AIM OF THE EXERCISE: Extract each line containing the string "Valve".

DATA PROVIDED:
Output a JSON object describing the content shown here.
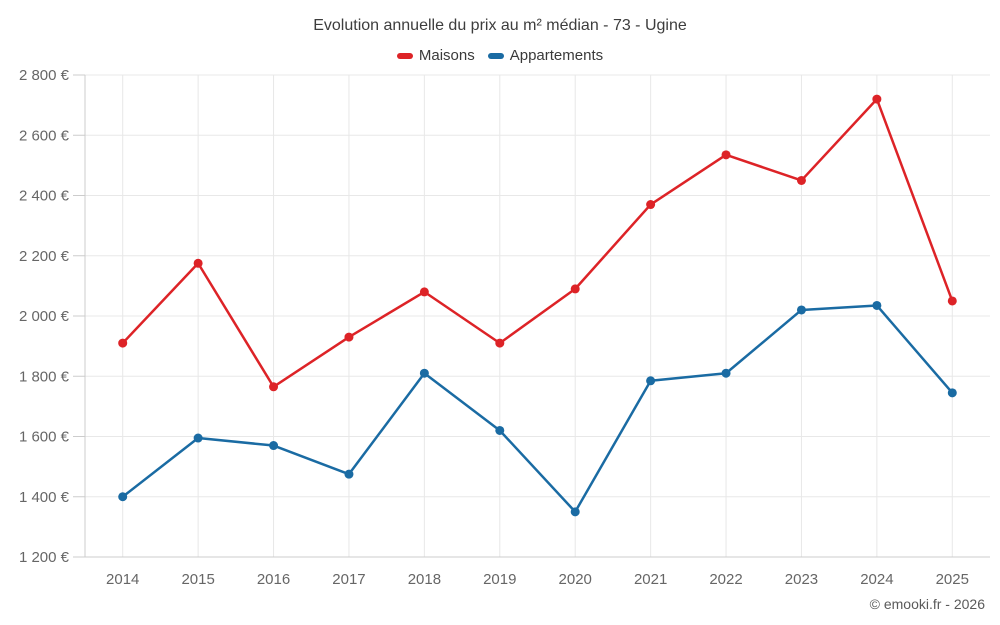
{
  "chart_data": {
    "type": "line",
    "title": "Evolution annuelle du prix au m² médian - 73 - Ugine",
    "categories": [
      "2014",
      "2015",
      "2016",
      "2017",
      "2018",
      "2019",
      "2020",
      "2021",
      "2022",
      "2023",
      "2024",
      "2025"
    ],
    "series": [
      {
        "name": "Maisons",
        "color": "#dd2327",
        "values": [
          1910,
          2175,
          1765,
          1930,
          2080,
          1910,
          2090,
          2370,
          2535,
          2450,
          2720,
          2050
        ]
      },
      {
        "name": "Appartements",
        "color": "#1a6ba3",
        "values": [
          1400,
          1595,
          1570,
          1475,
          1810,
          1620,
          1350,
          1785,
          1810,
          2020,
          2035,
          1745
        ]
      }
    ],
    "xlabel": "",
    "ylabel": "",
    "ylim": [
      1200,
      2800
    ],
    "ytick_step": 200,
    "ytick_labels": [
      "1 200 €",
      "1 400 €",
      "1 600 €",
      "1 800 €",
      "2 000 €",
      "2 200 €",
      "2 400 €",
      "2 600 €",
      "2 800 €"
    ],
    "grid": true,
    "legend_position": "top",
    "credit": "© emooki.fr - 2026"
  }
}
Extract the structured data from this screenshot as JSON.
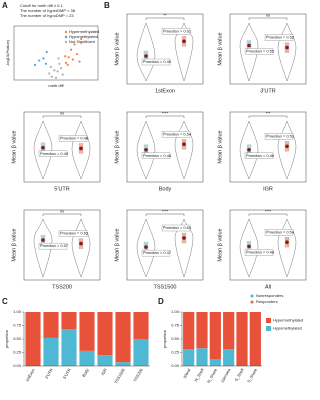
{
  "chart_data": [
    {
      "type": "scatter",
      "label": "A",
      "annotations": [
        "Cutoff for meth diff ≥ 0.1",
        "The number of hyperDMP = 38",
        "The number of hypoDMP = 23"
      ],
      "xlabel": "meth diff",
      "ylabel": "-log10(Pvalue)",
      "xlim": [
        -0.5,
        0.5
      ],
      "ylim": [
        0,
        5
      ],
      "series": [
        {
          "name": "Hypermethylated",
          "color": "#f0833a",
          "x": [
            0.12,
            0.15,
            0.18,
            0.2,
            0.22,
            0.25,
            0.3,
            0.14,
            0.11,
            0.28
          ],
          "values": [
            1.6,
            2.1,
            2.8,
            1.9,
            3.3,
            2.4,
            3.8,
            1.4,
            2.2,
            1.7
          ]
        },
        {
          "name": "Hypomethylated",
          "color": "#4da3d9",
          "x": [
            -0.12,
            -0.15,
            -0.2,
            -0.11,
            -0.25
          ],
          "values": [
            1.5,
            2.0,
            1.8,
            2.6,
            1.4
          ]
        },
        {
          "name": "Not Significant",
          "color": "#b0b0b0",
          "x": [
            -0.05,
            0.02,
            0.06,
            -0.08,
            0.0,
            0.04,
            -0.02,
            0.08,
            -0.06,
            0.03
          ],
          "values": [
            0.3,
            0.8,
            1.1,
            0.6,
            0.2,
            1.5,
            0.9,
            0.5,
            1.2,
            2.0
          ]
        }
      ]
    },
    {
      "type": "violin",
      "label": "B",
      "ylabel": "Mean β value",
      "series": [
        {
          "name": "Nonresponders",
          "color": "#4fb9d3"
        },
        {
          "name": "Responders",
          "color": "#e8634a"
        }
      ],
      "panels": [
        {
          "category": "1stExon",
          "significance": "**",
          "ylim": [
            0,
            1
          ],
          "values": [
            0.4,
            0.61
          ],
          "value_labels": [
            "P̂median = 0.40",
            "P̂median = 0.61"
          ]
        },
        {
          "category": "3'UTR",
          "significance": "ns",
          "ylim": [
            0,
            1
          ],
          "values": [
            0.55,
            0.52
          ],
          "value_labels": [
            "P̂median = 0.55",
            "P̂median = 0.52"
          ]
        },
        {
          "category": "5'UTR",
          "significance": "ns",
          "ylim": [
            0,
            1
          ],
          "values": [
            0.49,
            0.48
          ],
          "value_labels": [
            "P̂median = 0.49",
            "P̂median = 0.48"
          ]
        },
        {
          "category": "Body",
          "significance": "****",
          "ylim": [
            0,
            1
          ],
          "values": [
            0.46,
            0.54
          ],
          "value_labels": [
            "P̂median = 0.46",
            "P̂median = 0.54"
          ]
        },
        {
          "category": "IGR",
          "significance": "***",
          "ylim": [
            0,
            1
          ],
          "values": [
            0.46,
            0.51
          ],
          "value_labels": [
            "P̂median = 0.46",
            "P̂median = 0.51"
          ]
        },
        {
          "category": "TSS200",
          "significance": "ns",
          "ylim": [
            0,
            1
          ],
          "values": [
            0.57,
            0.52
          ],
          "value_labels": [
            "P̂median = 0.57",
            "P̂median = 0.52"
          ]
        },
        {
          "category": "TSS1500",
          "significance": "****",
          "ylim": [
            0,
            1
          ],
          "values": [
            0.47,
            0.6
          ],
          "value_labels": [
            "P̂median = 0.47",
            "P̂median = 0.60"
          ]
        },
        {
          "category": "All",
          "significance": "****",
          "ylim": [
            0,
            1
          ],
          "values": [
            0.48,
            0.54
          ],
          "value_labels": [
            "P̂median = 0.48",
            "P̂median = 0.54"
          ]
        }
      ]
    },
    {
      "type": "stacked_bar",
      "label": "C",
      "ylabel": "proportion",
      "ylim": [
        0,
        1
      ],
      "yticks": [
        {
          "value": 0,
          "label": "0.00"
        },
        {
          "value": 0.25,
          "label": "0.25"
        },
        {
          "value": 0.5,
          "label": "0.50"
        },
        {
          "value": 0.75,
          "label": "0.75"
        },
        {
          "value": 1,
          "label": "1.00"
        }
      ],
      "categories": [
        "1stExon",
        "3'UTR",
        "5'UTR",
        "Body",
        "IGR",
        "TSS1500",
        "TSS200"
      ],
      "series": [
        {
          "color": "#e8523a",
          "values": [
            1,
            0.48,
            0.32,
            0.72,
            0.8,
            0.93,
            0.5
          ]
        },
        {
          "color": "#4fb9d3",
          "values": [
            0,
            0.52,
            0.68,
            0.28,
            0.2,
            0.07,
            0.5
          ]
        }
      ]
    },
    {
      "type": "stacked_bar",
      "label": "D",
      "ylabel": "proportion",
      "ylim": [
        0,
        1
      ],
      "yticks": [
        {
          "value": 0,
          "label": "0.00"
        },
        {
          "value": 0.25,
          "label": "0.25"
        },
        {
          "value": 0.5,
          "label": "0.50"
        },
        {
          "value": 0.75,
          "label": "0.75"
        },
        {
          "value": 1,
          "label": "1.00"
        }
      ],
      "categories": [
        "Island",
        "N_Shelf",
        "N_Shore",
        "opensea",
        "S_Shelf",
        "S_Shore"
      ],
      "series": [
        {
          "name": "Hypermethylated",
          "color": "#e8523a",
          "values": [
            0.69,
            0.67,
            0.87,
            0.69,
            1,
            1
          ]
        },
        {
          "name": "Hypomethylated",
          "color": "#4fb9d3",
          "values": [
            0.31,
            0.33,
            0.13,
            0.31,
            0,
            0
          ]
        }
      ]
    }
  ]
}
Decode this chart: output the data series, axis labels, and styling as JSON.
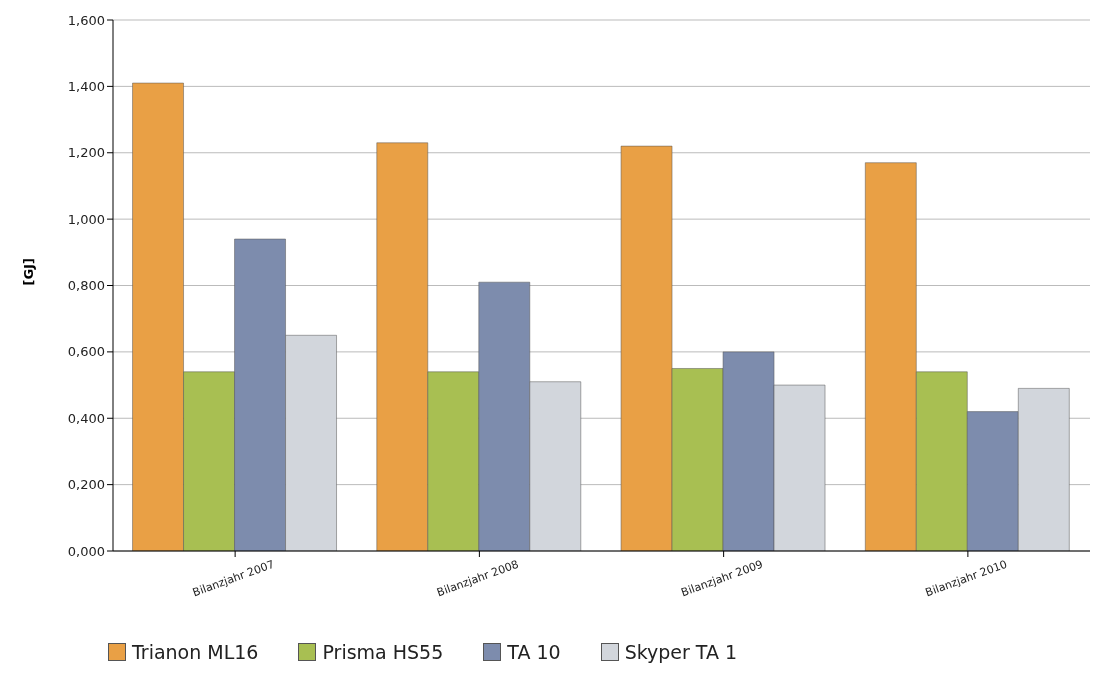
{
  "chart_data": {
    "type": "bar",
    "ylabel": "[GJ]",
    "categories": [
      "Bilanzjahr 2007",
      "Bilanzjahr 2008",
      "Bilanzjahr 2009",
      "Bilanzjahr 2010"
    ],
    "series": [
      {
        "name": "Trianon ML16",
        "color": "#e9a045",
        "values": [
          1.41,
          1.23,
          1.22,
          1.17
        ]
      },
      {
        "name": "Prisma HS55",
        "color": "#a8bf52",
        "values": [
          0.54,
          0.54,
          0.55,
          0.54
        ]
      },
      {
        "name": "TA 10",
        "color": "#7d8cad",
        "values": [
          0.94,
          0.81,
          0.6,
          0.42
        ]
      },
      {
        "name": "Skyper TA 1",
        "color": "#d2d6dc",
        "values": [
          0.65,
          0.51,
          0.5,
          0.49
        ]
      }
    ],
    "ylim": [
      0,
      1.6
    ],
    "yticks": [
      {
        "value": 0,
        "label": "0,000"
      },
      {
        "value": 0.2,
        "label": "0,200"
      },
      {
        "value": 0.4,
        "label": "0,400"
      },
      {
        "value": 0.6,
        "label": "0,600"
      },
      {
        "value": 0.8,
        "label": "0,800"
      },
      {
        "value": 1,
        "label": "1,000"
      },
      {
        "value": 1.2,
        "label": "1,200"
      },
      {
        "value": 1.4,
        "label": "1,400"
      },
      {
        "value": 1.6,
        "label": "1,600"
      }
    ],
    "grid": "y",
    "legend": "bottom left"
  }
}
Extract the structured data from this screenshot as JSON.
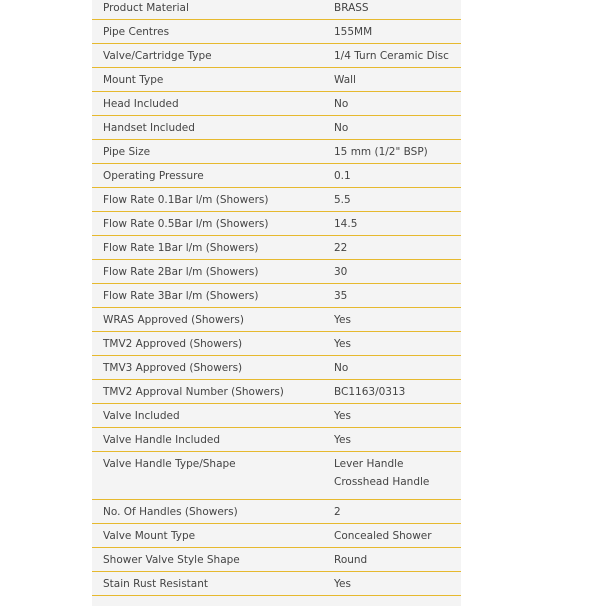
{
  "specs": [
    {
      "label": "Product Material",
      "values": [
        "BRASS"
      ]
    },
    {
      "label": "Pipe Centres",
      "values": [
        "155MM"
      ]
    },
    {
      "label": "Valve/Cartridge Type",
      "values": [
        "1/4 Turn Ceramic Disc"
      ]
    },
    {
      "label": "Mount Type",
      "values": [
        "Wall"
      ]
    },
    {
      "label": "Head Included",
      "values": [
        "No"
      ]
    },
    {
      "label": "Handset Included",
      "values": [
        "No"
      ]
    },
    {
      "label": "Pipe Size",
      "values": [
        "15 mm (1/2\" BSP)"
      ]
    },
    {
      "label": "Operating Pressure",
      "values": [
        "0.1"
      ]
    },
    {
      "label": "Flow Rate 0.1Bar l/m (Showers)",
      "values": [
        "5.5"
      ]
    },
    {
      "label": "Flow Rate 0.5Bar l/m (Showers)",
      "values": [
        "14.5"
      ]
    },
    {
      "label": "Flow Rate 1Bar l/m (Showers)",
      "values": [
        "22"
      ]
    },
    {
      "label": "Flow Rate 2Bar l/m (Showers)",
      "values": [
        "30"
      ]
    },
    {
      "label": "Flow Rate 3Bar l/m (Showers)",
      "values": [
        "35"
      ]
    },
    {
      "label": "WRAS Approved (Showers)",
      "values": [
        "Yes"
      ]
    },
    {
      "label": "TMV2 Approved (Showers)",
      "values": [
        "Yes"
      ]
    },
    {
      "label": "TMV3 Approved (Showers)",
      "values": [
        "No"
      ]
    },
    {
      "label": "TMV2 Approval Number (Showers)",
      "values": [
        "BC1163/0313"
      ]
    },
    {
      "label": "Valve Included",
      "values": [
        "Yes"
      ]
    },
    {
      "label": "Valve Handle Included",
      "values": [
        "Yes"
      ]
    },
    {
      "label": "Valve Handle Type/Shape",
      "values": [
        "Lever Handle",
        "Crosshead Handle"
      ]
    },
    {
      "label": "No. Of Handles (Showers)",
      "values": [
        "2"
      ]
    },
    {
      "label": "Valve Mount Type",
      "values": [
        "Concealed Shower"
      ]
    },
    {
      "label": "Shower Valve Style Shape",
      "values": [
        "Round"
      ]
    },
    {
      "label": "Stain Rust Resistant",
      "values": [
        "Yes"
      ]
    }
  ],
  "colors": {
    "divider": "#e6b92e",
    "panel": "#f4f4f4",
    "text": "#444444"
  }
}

SOLUTION TO THIS EXERCISE:
      "label": "Valve/Cartridge Type",
      "label": "Valve Included",
      "label": "Valve Handle Included",
      "label": "Valve Handle Type/Shape",
      "label": "Valve Mount Type",
      "label": "Shower Valve Style Shape",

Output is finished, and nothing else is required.